* START Material supplied *

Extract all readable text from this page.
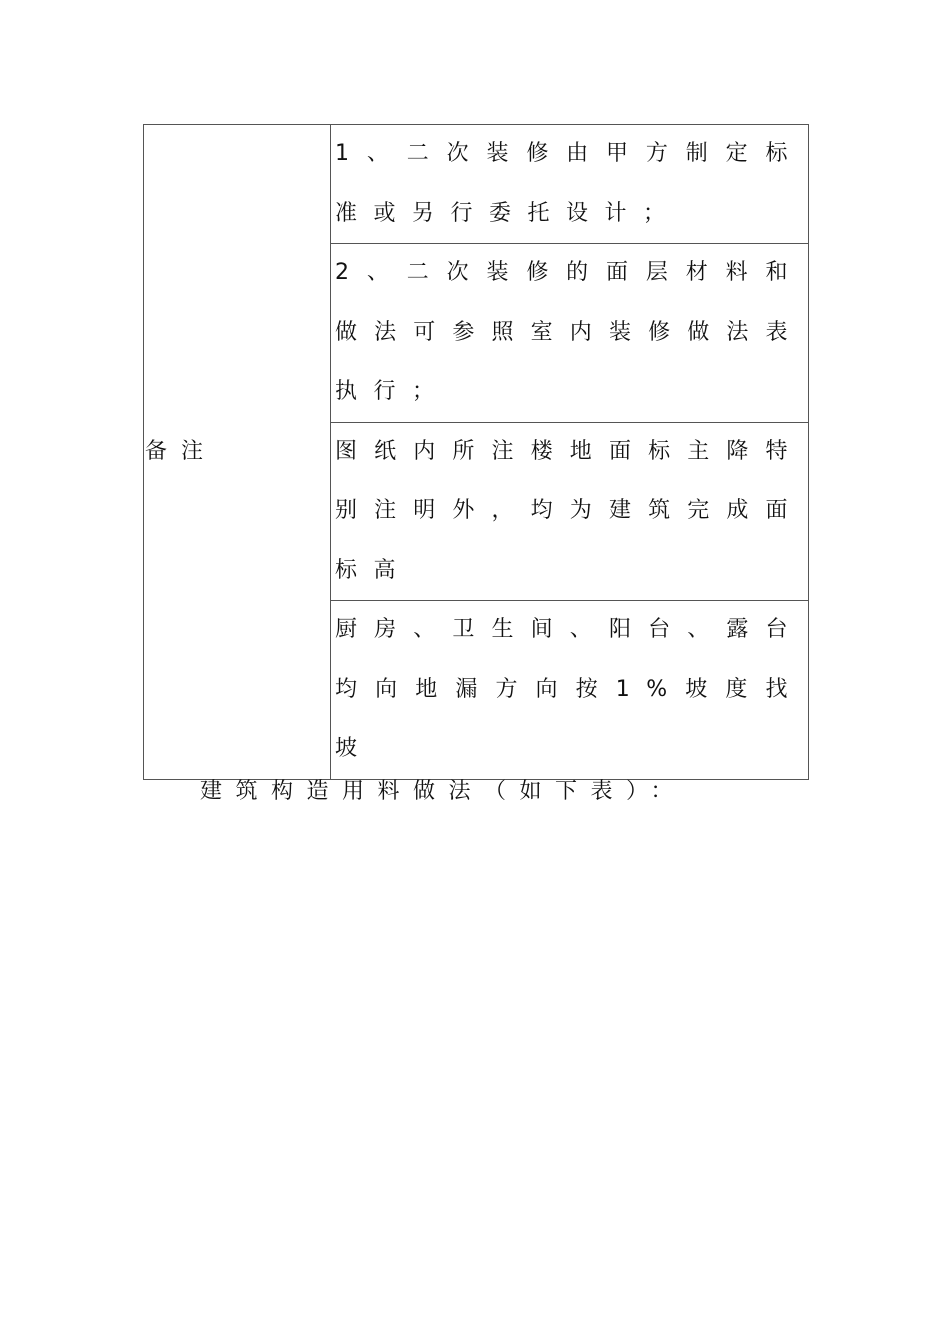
备注

1、二次装修由甲方制定标准或另行委托设计；

2、二次装修的面层材料和做法可参照室内装修做法表执行；

图纸内所注楼地面标主降特别注明外，均为建筑完成面标高

厨房、卫生间、阳台、露台均向地漏方向按1%坡度找坡
建筑构造用料做法（如下表）：
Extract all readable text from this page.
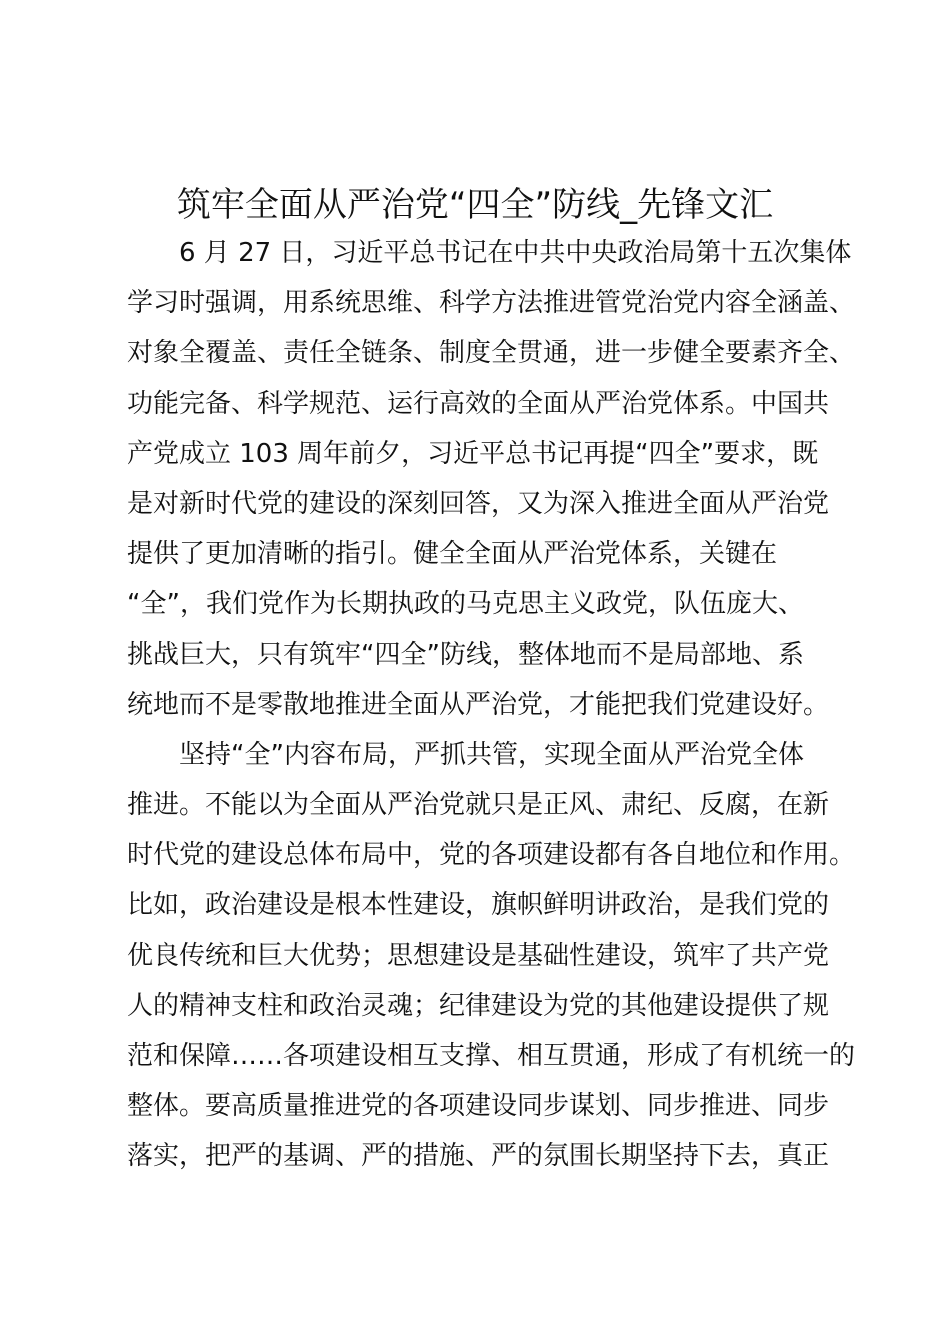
筑牢全面从严治党“四全”防线_先锋文汇
　　6 月 27 日，习近平总书记在中共中央政治局第十五次集体
学习时强调，用系统思维、科学方法推进管党治党内容全涵盖、
对象全覆盖、责任全链条、制度全贯通，进一步健全要素齐全、
功能完备、科学规范、运行高效的全面从严治党体系。中国共
产党成立 103 周年前夕，习近平总书记再提“四全”要求，既
是对新时代党的建设的深刻回答，又为深入推进全面从严治党
提供了更加清晰的指引。健全全面从严治党体系，关键在
“全”，我们党作为长期执政的马克思主义政党，队伍庞大、
挑战巨大，只有筑牢“四全”防线，整体地而不是局部地、系
统地而不是零散地推进全面从严治党，才能把我们党建设好。
　　坚持“全”内容布局，严抓共管，实现全面从严治党全体
推进。不能以为全面从严治党就只是正风、肃纪、反腐，在新
时代党的建设总体布局中，党的各项建设都有各自地位和作用。
比如，政治建设是根本性建设，旗帜鲜明讲政治，是我们党的
优良传统和巨大优势；思想建设是基础性建设，筑牢了共产党
人的精神支柱和政治灵魂；纪律建设为党的其他建设提供了规
范和保障……各项建设相互支撑、相互贯通，形成了有机统一的
整体。要高质量推进党的各项建设同步谋划、同步推进、同步
落实，把严的基调、严的措施、严的氛围长期坚持下去，真正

* END Material supplied *

Job: A faithful copy of the records above is needed, with the pictures left out.

The reply:
Extract all readable text from this page.
备注

1、二次装修由甲方制定标准或另行委托设计；

2、二次装修的面层材料和做法可参照室内装修做法表执行；

图纸内所注楼地面标主降特别注明外，均为建筑完成面标高

厨房、卫生间、阳台、露台均向地漏方向按1%坡度找坡
建筑构造用料做法（如下表）：
Extract all readable text from this page.
筑牢全面从严治党“四全”防线_先锋文汇
　　6 月 27 日，习近平总书记在中共中央政治局第十五次集体
学习时强调，用系统思维、科学方法推进管党治党内容全涵盖、
对象全覆盖、责任全链条、制度全贯通，进一步健全要素齐全、
功能完备、科学规范、运行高效的全面从严治党体系。中国共
产党成立 103 周年前夕，习近平总书记再提“四全”要求，既
是对新时代党的建设的深刻回答，又为深入推进全面从严治党
提供了更加清晰的指引。健全全面从严治党体系，关键在
“全”，我们党作为长期执政的马克思主义政党，队伍庞大、
挑战巨大，只有筑牢“四全”防线，整体地而不是局部地、系
统地而不是零散地推进全面从严治党，才能把我们党建设好。
　　坚持“全”内容布局，严抓共管，实现全面从严治党全体
推进。不能以为全面从严治党就只是正风、肃纪、反腐，在新
时代党的建设总体布局中，党的各项建设都有各自地位和作用。
比如，政治建设是根本性建设，旗帜鲜明讲政治，是我们党的
优良传统和巨大优势；思想建设是基础性建设，筑牢了共产党
人的精神支柱和政治灵魂；纪律建设为党的其他建设提供了规
范和保障……各项建设相互支撑、相互贯通，形成了有机统一的
整体。要高质量推进党的各项建设同步谋划、同步推进、同步
落实，把严的基调、严的措施、严的氛围长期坚持下去，真正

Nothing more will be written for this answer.